## MATERIAL PROVIDED
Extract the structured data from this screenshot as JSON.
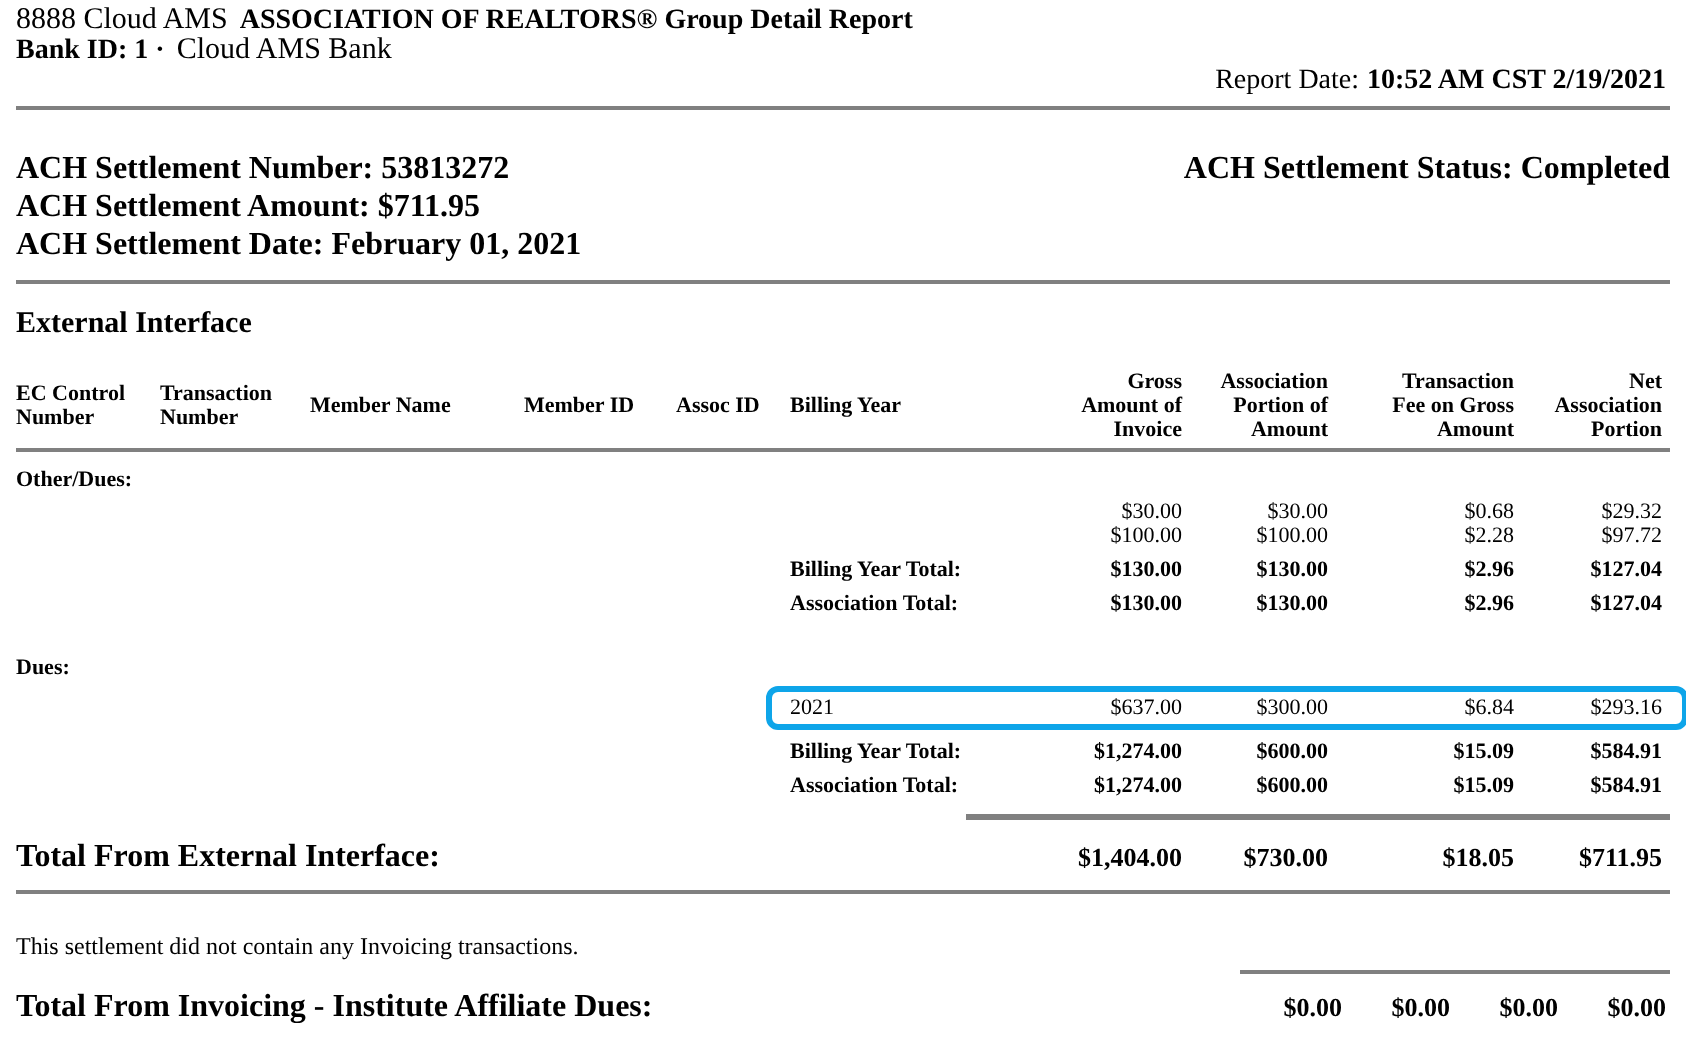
{
  "header": {
    "org": "8888 Cloud AMS",
    "title": "ASSOCIATION OF REALTORS® Group Detail Report",
    "bank_label": "Bank ID: 1 ·",
    "bank_name": "Cloud AMS Bank",
    "report_date_label": "Report Date:",
    "report_date": "10:52 AM CST 2/19/2021"
  },
  "settlement": {
    "lines": [
      "ACH Settlement Number: 53813272",
      "ACH Settlement Amount: $711.95",
      "ACH Settlement Date: February 01, 2021"
    ],
    "status": "ACH Settlement Status: Completed"
  },
  "section_title": "External Interface",
  "table": {
    "columns": [
      "EC Control Number",
      "Transaction Number",
      "Member Name",
      "Member ID",
      "Assoc ID",
      "Billing Year",
      "Gross Amount of Invoice",
      "Association Portion of Amount",
      "Transaction Fee on Gross Amount",
      "Net Association Portion"
    ],
    "groups": [
      {
        "label": "Other/Dues:",
        "rows": [
          {
            "kind": "data",
            "highlighted": false,
            "billing_year": "",
            "values": [
              "$30.00",
              "$30.00",
              "$0.68",
              "$29.32"
            ]
          },
          {
            "kind": "data",
            "highlighted": false,
            "billing_year": "",
            "values": [
              "$100.00",
              "$100.00",
              "$2.28",
              "$97.72"
            ]
          },
          {
            "kind": "total",
            "label": "Billing Year Total:",
            "values": [
              "$130.00",
              "$130.00",
              "$2.96",
              "$127.04"
            ]
          },
          {
            "kind": "total",
            "label": "Association Total:",
            "values": [
              "$130.00",
              "$130.00",
              "$2.96",
              "$127.04"
            ]
          }
        ]
      },
      {
        "label": "Dues:",
        "rows": [
          {
            "kind": "data",
            "highlighted": true,
            "billing_year": "2021",
            "values": [
              "$637.00",
              "$300.00",
              "$6.84",
              "$293.16"
            ]
          },
          {
            "kind": "total",
            "label": "Billing Year Total:",
            "values": [
              "$1,274.00",
              "$600.00",
              "$15.09",
              "$584.91"
            ]
          },
          {
            "kind": "total",
            "label": "Association Total:",
            "values": [
              "$1,274.00",
              "$600.00",
              "$15.09",
              "$584.91"
            ]
          }
        ]
      }
    ]
  },
  "external_total": {
    "label": "Total From External Interface:",
    "values": [
      "$1,404.00",
      "$730.00",
      "$18.05",
      "$711.95"
    ]
  },
  "invoicing_note": "This settlement did not contain any Invoicing transactions.",
  "invoicing_total": {
    "label": "Total From Invoicing - Institute Affiliate Dues:",
    "values": [
      "$0.00",
      "$0.00",
      "$0.00",
      "$0.00"
    ]
  }
}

## GIVEN TASK
Set down the complete material exactly, but do not include the images.

## RESPONSE TO THIS EXERCISE
Extract the structured data from this screenshot as JSON.
{
  "header": {
    "org": "8888 Cloud AMS",
    "title": "ASSOCIATION OF REALTORS® Group Detail Report",
    "bank_label": "Bank ID: 1 ·",
    "bank_name": "Cloud AMS Bank",
    "report_date_label": "Report Date:",
    "report_date": "10:52 AM CST 2/19/2021"
  },
  "settlement": {
    "lines": [
      "ACH Settlement Number: 53813272",
      "ACH Settlement Amount: $711.95",
      "ACH Settlement Date: February 01, 2021"
    ],
    "status": "ACH Settlement Status: Completed"
  },
  "section_title": "External Interface",
  "table": {
    "columns": [
      "EC Control Number",
      "Transaction Number",
      "Member Name",
      "Member ID",
      "Assoc ID",
      "Billing Year",
      "Gross Amount of Invoice",
      "Association Portion of Amount",
      "Transaction Fee on Gross Amount",
      "Net Association Portion"
    ],
    "groups": [
      {
        "label": "Other/Dues:",
        "rows": [
          {
            "kind": "data",
            "highlighted": false,
            "billing_year": "",
            "values": [
              "$30.00",
              "$30.00",
              "$0.68",
              "$29.32"
            ]
          },
          {
            "kind": "data",
            "highlighted": false,
            "billing_year": "",
            "values": [
              "$100.00",
              "$100.00",
              "$2.28",
              "$97.72"
            ]
          },
          {
            "kind": "total",
            "label": "Billing Year Total:",
            "values": [
              "$130.00",
              "$130.00",
              "$2.96",
              "$127.04"
            ]
          },
          {
            "kind": "total",
            "label": "Association Total:",
            "values": [
              "$130.00",
              "$130.00",
              "$2.96",
              "$127.04"
            ]
          }
        ]
      },
      {
        "label": "Dues:",
        "rows": [
          {
            "kind": "data",
            "highlighted": true,
            "billing_year": "2021",
            "values": [
              "$637.00",
              "$300.00",
              "$6.84",
              "$293.16"
            ]
          },
          {
            "kind": "total",
            "label": "Billing Year Total:",
            "values": [
              "$1,274.00",
              "$600.00",
              "$15.09",
              "$584.91"
            ]
          },
          {
            "kind": "total",
            "label": "Association Total:",
            "values": [
              "$1,274.00",
              "$600.00",
              "$15.09",
              "$584.91"
            ]
          }
        ]
      }
    ]
  },
  "external_total": {
    "label": "Total From External Interface:",
    "values": [
      "$1,404.00",
      "$730.00",
      "$18.05",
      "$711.95"
    ]
  },
  "invoicing_note": "This settlement did not contain any Invoicing transactions.",
  "invoicing_total": {
    "label": "Total From Invoicing - Institute Affiliate Dues:",
    "values": [
      "$0.00",
      "$0.00",
      "$0.00",
      "$0.00"
    ]
  }
}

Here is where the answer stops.